* [Task brief]:
List each line of the data that holds the string "person".

────────────────────

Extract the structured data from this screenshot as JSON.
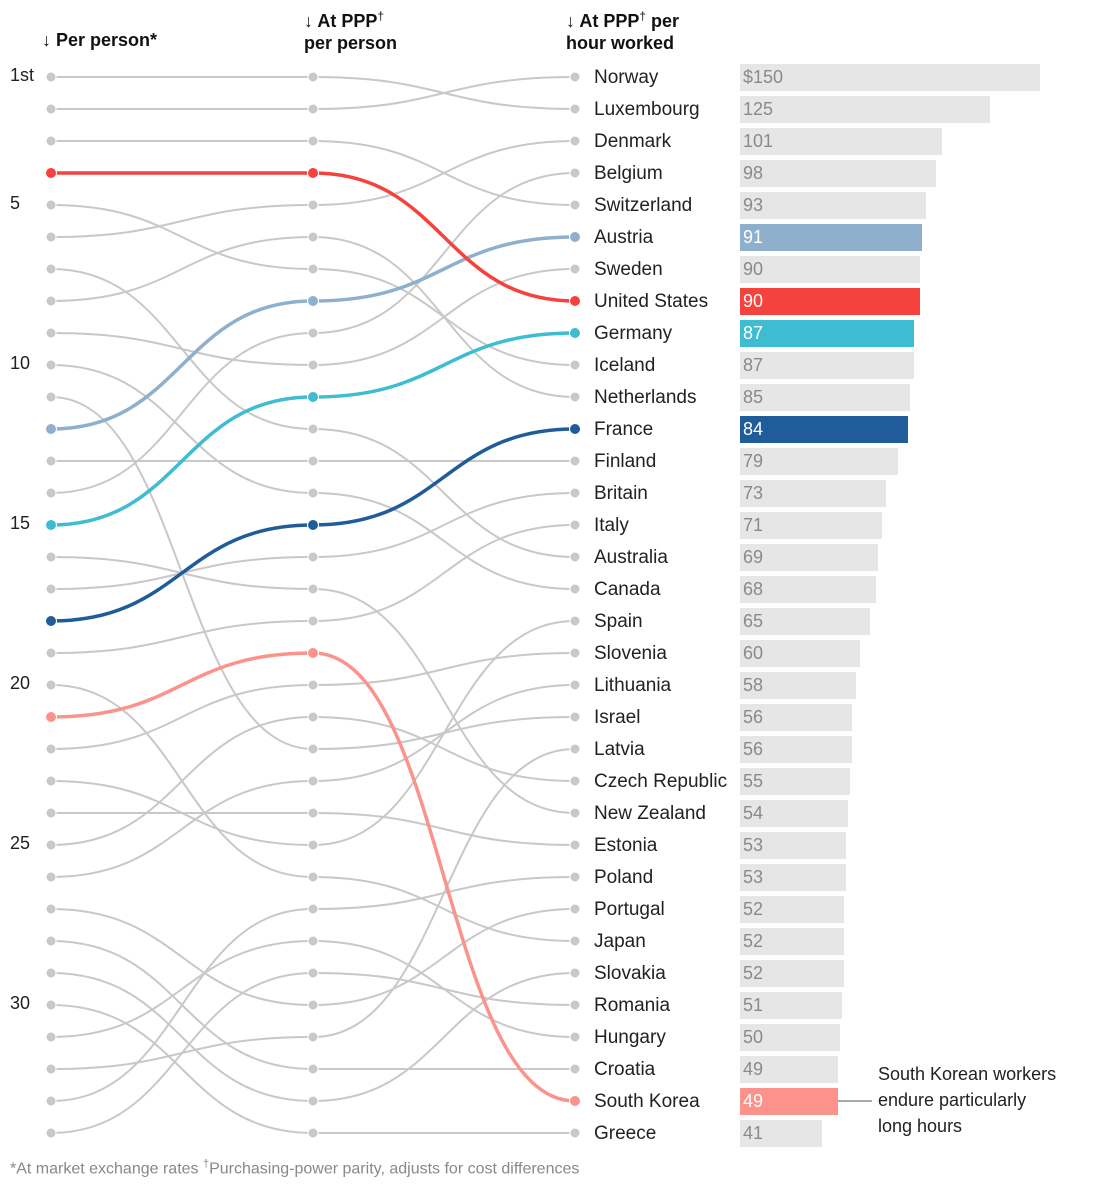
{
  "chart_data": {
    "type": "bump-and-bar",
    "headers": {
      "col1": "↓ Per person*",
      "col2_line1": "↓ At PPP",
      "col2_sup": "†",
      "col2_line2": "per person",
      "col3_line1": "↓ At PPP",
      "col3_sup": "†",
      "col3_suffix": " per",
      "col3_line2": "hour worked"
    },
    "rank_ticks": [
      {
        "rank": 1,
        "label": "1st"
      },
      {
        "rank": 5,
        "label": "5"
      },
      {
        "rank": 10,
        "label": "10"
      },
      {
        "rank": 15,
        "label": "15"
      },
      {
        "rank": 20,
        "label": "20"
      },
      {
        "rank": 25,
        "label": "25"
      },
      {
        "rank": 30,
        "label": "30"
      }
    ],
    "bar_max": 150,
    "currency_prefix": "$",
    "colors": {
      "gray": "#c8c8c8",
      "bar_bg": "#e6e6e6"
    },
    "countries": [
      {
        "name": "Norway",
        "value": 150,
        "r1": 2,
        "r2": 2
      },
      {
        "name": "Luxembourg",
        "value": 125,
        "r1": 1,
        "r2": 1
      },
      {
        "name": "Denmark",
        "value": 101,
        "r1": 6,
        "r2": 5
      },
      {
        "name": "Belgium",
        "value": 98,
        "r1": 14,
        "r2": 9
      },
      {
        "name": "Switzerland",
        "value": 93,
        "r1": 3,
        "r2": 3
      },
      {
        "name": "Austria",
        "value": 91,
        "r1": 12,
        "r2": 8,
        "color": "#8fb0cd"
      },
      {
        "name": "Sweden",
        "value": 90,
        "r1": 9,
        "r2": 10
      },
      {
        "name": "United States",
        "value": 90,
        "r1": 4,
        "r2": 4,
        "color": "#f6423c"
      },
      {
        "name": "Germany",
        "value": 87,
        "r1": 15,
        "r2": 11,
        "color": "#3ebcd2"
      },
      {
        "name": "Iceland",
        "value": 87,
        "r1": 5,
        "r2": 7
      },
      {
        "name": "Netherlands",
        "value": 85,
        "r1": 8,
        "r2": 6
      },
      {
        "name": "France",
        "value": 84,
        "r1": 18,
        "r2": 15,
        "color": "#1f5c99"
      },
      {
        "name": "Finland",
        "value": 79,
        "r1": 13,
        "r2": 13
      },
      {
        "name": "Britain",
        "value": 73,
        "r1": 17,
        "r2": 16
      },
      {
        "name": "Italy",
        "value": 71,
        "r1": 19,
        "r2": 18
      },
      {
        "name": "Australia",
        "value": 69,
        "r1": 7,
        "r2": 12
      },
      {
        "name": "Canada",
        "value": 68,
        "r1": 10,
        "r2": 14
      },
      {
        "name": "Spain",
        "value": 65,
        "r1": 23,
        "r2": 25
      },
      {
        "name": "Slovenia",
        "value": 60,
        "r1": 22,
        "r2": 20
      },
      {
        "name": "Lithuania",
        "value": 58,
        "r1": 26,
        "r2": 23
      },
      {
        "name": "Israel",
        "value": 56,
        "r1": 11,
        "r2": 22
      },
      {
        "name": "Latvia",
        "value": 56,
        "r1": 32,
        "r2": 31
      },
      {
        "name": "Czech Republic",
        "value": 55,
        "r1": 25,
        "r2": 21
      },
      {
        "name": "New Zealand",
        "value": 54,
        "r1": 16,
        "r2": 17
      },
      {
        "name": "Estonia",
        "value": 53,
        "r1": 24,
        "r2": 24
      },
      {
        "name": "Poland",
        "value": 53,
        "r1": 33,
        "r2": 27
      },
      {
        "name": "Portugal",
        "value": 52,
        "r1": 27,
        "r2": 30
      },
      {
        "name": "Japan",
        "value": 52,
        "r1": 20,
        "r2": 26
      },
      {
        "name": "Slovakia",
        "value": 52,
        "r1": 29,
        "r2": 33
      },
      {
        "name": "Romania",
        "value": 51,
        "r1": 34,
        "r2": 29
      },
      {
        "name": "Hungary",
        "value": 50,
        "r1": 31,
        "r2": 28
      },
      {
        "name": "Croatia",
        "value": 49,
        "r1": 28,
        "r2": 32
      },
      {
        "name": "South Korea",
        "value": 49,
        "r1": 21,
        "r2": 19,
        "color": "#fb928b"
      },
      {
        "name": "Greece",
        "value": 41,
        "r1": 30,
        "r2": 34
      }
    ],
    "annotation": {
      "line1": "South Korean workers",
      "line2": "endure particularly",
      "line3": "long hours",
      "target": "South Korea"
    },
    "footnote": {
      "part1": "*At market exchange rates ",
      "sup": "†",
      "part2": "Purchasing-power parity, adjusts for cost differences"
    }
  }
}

────────────────────

* [Reply]:
      "col1": "↓ Per person*",
      "col2_line2": "per person",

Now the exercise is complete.